Work to be completed
Find each line with the string "Jobs" and copy it.

── Data supplied ──

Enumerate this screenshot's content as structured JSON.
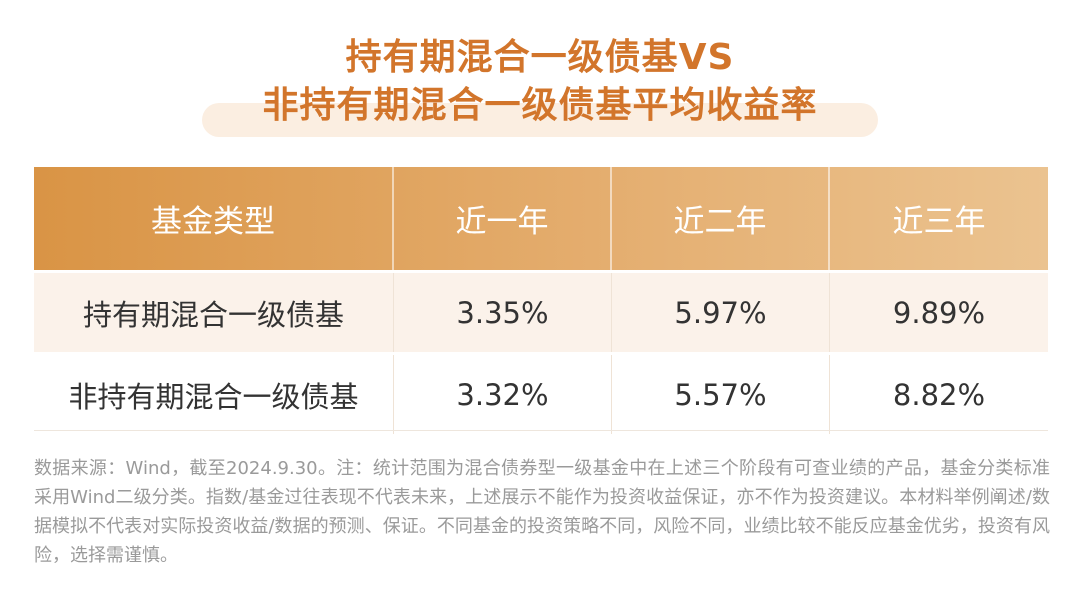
{
  "title": {
    "line1": "持有期混合一级债基VS",
    "line2": "非持有期混合一级债基平均收益率"
  },
  "table": {
    "headers": [
      "基金类型",
      "近一年",
      "近二年",
      "近三年"
    ],
    "rows": [
      [
        "持有期混合一级债基",
        "3.35%",
        "5.97%",
        "9.89%"
      ],
      [
        "非持有期混合一级债基",
        "3.32%",
        "5.57%",
        "8.82%"
      ]
    ]
  },
  "footnote": {
    "source": "数据来源：Wind，截至2024.9.30。注：统计范围为混合债券型一级基金中在上述三个阶段有可查业绩的产品，基金分类标准采用Wind二级分类。",
    "disclaimer": "指数/基金过往表现不代表未来，上述展示不能作为投资收益保证，亦不作为投资建议。本材料举例阐述/数据模拟不代表对实际投资收益/数据的预测、保证。不同基金的投资策略不同，风险不同，业绩比较不能反应基金优劣，投资有风险，选择需谨慎。"
  },
  "colors": {
    "title": "#d2752b",
    "header_start": "#d99445",
    "header_end": "#ebc390",
    "row_alt": "#fbf2ea",
    "footnote": "#9a9a9a"
  }
}
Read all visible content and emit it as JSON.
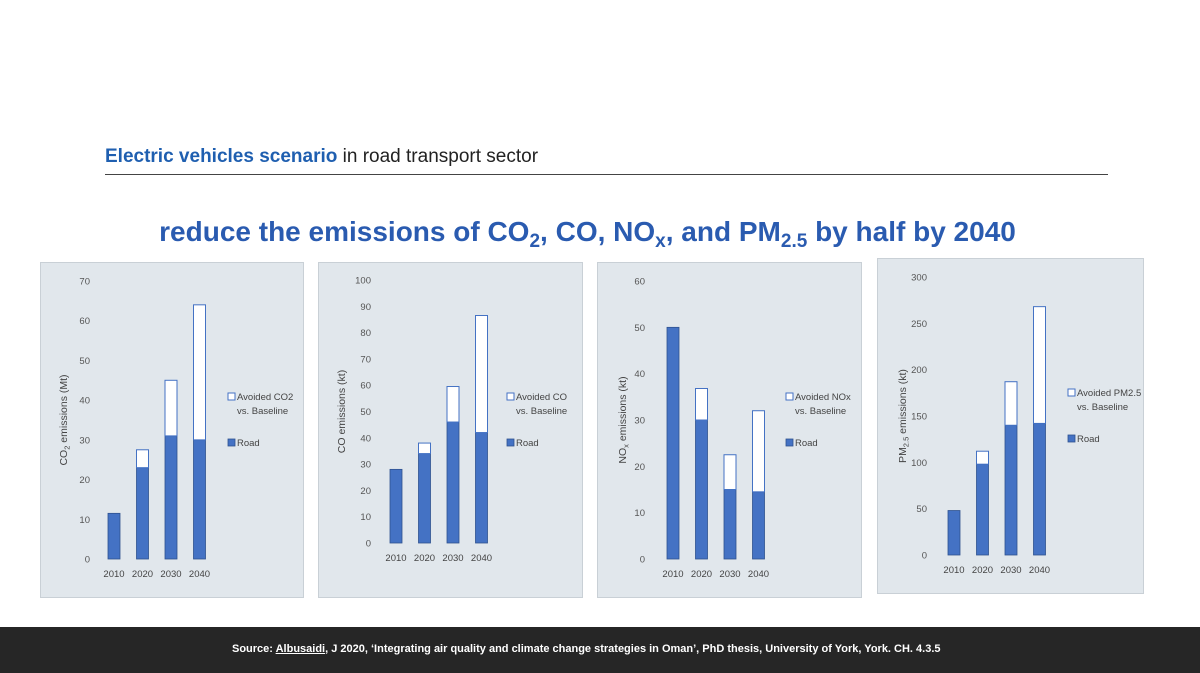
{
  "header": {
    "accent": "Electric vehicles scenario",
    "rest": " in road transport sector"
  },
  "headline": {
    "p1": "reduce the emissions of CO",
    "s1": "2",
    "p2": ", CO, NO",
    "s2": "x",
    "p3": ", and PM",
    "s3": "2.5",
    "p4": " by half by 2040"
  },
  "footer": {
    "pre": "Source: ",
    "author": "Albusaidi",
    "post": ", J 2020, ‘Integrating air quality and climate change strategies in Oman’, PhD thesis, University of York, York. CH. 4.3.5"
  },
  "colors": {
    "road": "#4472c4",
    "road_edge": "#2f528f",
    "panel_bg": "#e1e7ec"
  },
  "chart_data": [
    {
      "type": "bar",
      "stacked": true,
      "categories": [
        "2010",
        "2020",
        "2030",
        "2040"
      ],
      "ylim": [
        0,
        70
      ],
      "yticks": [
        0,
        10,
        20,
        30,
        40,
        50,
        60,
        70
      ],
      "ylabel": {
        "pre": "CO",
        "sub": "2",
        "post": " emissions (Mt)"
      },
      "series": [
        {
          "name": "Road",
          "values": [
            11.5,
            23,
            31,
            30
          ]
        },
        {
          "name": "Avoided CO2 vs. Baseline",
          "values": [
            0,
            4.5,
            14,
            34
          ]
        }
      ],
      "legend_avoided": [
        "Avoided CO2",
        "vs. Baseline"
      ],
      "legend_road": "Road"
    },
    {
      "type": "bar",
      "stacked": true,
      "categories": [
        "2010",
        "2020",
        "2030",
        "2040"
      ],
      "ylim": [
        0,
        100
      ],
      "yticks": [
        0,
        10,
        20,
        30,
        40,
        50,
        60,
        70,
        80,
        90,
        100
      ],
      "ylabel": {
        "pre": "CO emissions (kt)",
        "sub": "",
        "post": ""
      },
      "series": [
        {
          "name": "Road",
          "values": [
            28,
            34,
            46,
            42
          ]
        },
        {
          "name": "Avoided CO vs. Baseline",
          "values": [
            0,
            4,
            13.5,
            44.5
          ]
        }
      ],
      "legend_avoided": [
        "Avoided CO",
        "vs. Baseline"
      ],
      "legend_road": "Road"
    },
    {
      "type": "bar",
      "stacked": true,
      "categories": [
        "2010",
        "2020",
        "2030",
        "2040"
      ],
      "ylim": [
        0,
        60
      ],
      "yticks": [
        0,
        10,
        20,
        30,
        40,
        50,
        60
      ],
      "ylabel": {
        "pre": "NO",
        "sub": "x",
        "post": " emissions (kt)"
      },
      "series": [
        {
          "name": "Road",
          "values": [
            50,
            30,
            15,
            14.5
          ]
        },
        {
          "name": "Avoided NOx vs. Baseline",
          "values": [
            0,
            6.8,
            7.5,
            17.5
          ]
        }
      ],
      "legend_avoided": [
        "Avoided NOx",
        "vs. Baseline"
      ],
      "legend_road": "Road"
    },
    {
      "type": "bar",
      "stacked": true,
      "categories": [
        "2010",
        "2020",
        "2030",
        "2040"
      ],
      "ylim": [
        0,
        300
      ],
      "yticks": [
        0,
        50,
        100,
        150,
        200,
        250,
        300
      ],
      "ylabel": {
        "pre": "PM",
        "sub": "2.5",
        "post": " emissions (kt)"
      },
      "series": [
        {
          "name": "Road",
          "values": [
            48,
            98,
            140,
            142
          ]
        },
        {
          "name": "Avoided PM2.5 vs. Baseline",
          "values": [
            0,
            14,
            47,
            126
          ]
        }
      ],
      "legend_avoided": [
        "Avoided PM2.5",
        "vs. Baseline"
      ],
      "legend_road": "Road"
    }
  ]
}
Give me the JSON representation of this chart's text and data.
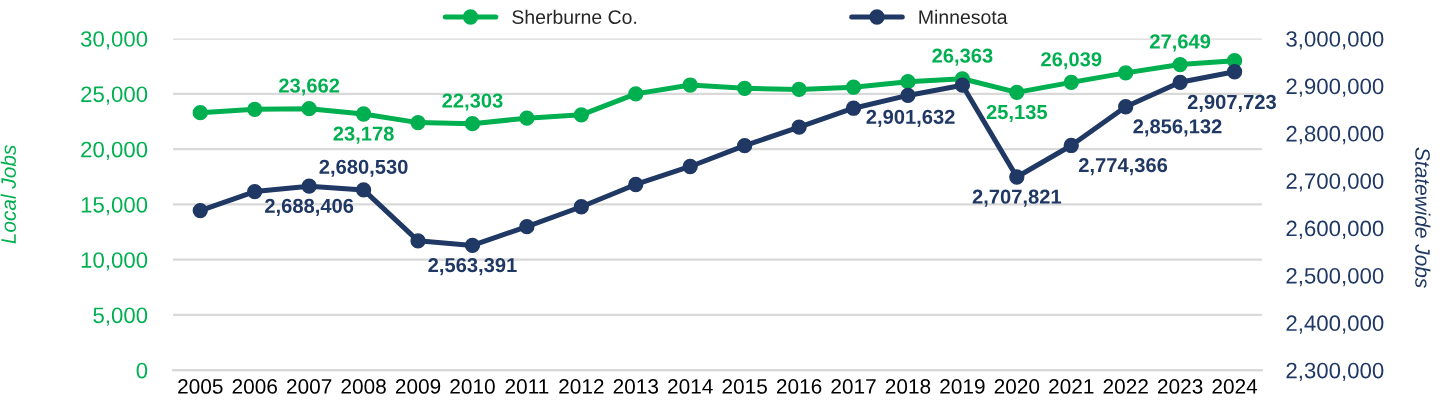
{
  "chart_data": {
    "type": "line",
    "categories": [
      "2005",
      "2006",
      "2007",
      "2008",
      "2009",
      "2010",
      "2011",
      "2012",
      "2013",
      "2014",
      "2015",
      "2016",
      "2017",
      "2018",
      "2019",
      "2020",
      "2021",
      "2022",
      "2023",
      "2024"
    ],
    "ylabel": "Local Jobs",
    "y2label": "Statewide Jobs",
    "ylim": [
      0,
      30000
    ],
    "yticks": [
      0,
      {
        "value": 5000,
        "label": "5,000"
      },
      {
        "value": 10000,
        "label": "10,000"
      },
      {
        "value": 15000,
        "label": "15,000"
      },
      {
        "value": 20000,
        "label": "20,000"
      },
      {
        "value": 25000,
        "label": "25,000"
      },
      {
        "value": 30000,
        "label": "30,000"
      }
    ],
    "y2lim": [
      2300000,
      3000000
    ],
    "y2ticks": [
      {
        "value": 2300000,
        "label": "2,300,000"
      },
      {
        "value": 2400000,
        "label": "2,400,000"
      },
      {
        "value": 2500000,
        "label": "2,500,000"
      },
      {
        "value": 2600000,
        "label": "2,600,000"
      },
      {
        "value": 2700000,
        "label": "2,700,000"
      },
      {
        "value": 2800000,
        "label": "2,800,000"
      },
      {
        "value": 2900000,
        "label": "2,900,000"
      },
      {
        "value": 3000000,
        "label": "3,000,000"
      }
    ],
    "series": [
      {
        "name": "Sherburne Co.",
        "color": "#00b050",
        "values": [
          23300,
          23600,
          23662,
          23178,
          22400,
          22303,
          22800,
          23100,
          25000,
          25800,
          25500,
          25400,
          25600,
          26100,
          26363,
          25135,
          26039,
          26900,
          27649,
          28000
        ],
        "value_labels": [
          null,
          null,
          "23,662",
          "23,178",
          null,
          "22,303",
          null,
          null,
          null,
          null,
          null,
          null,
          null,
          null,
          "26,363",
          "25,135",
          "26,039",
          null,
          "27,649",
          null
        ]
      },
      {
        "name": "Minnesota",
        "color": "#203864",
        "axis": "y2",
        "values": [
          2637000,
          2677000,
          2688406,
          2680530,
          2573000,
          2563391,
          2603000,
          2645000,
          2692000,
          2730000,
          2774000,
          2813000,
          2853000,
          2880000,
          2901632,
          2707821,
          2774366,
          2856132,
          2907723,
          2930000
        ],
        "value_labels": [
          null,
          null,
          "2,688,406",
          "2,680,530",
          null,
          "2,563,391",
          null,
          null,
          null,
          null,
          null,
          null,
          null,
          null,
          "2,901,632",
          "2,707,821",
          "2,774,366",
          "2,856,132",
          "2,907,723",
          null
        ]
      }
    ],
    "grid": "y",
    "legend": "top",
    "marker": "circle",
    "line_style": "solid"
  }
}
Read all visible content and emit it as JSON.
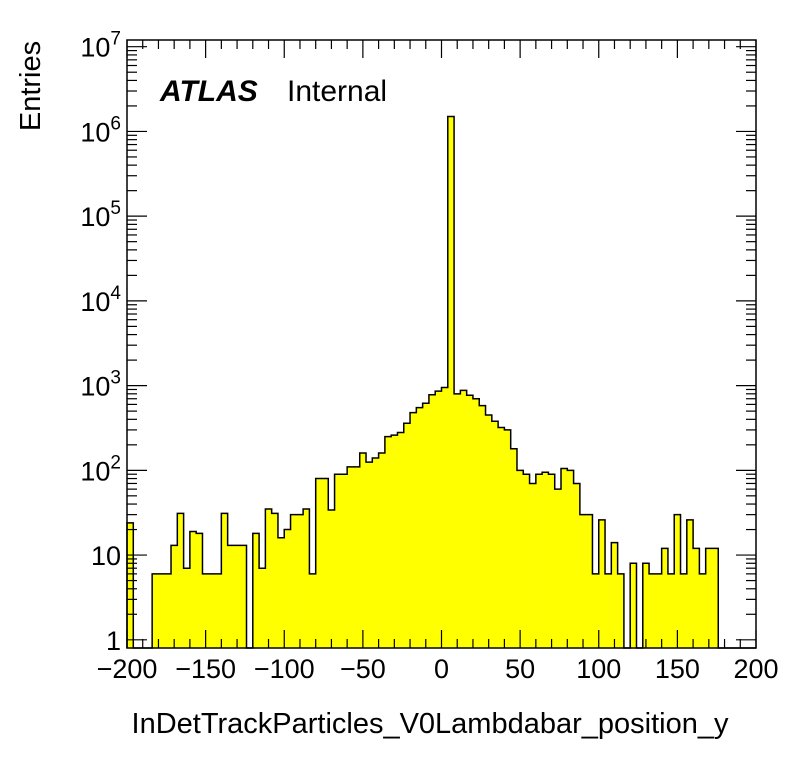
{
  "chart_data": {
    "type": "bar",
    "style": "histogram",
    "xlabel": "InDetTrackParticles_V0Lambdabar_position_y",
    "ylabel": "Entries",
    "label_main": "ATLAS",
    "label_sub": "Internal",
    "xlim": [
      -200,
      200
    ],
    "ylim": [
      0.8,
      12000000
    ],
    "yscale": "log",
    "grid": false,
    "fill_color": "#ffff00",
    "line_color": "#000000",
    "x_ticks": [
      "−200",
      "−150",
      "−100",
      "−50",
      "0",
      "50",
      "100",
      "150",
      "200"
    ],
    "y_ticks": [
      "1",
      "10",
      "10^2",
      "10^3",
      "10^4",
      "10^5",
      "10^6",
      "10^7"
    ],
    "bin_width": 4,
    "bin_edges_start": -200,
    "values": [
      24,
      0,
      0,
      0,
      6,
      6,
      6,
      13,
      31,
      7,
      19,
      18,
      6,
      6,
      6,
      31,
      13,
      13,
      13,
      0,
      18,
      7,
      35,
      31,
      16,
      20,
      30,
      30,
      35,
      6,
      80,
      80,
      34,
      90,
      90,
      110,
      110,
      160,
      125,
      140,
      160,
      250,
      260,
      280,
      360,
      480,
      550,
      620,
      780,
      860,
      950,
      1500000,
      800,
      880,
      770,
      700,
      580,
      450,
      380,
      320,
      300,
      180,
      100,
      90,
      70,
      90,
      95,
      90,
      60,
      105,
      100,
      70,
      30,
      30,
      6,
      26,
      6,
      14,
      6,
      0,
      8,
      0,
      8,
      6,
      6,
      12,
      6,
      30,
      6,
      26,
      12,
      6,
      12,
      12,
      0,
      0,
      0,
      0,
      0,
      0
    ]
  }
}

───

Result
    "ylabel": "Local Jobs",
    "y2label": "Statewide Jobs",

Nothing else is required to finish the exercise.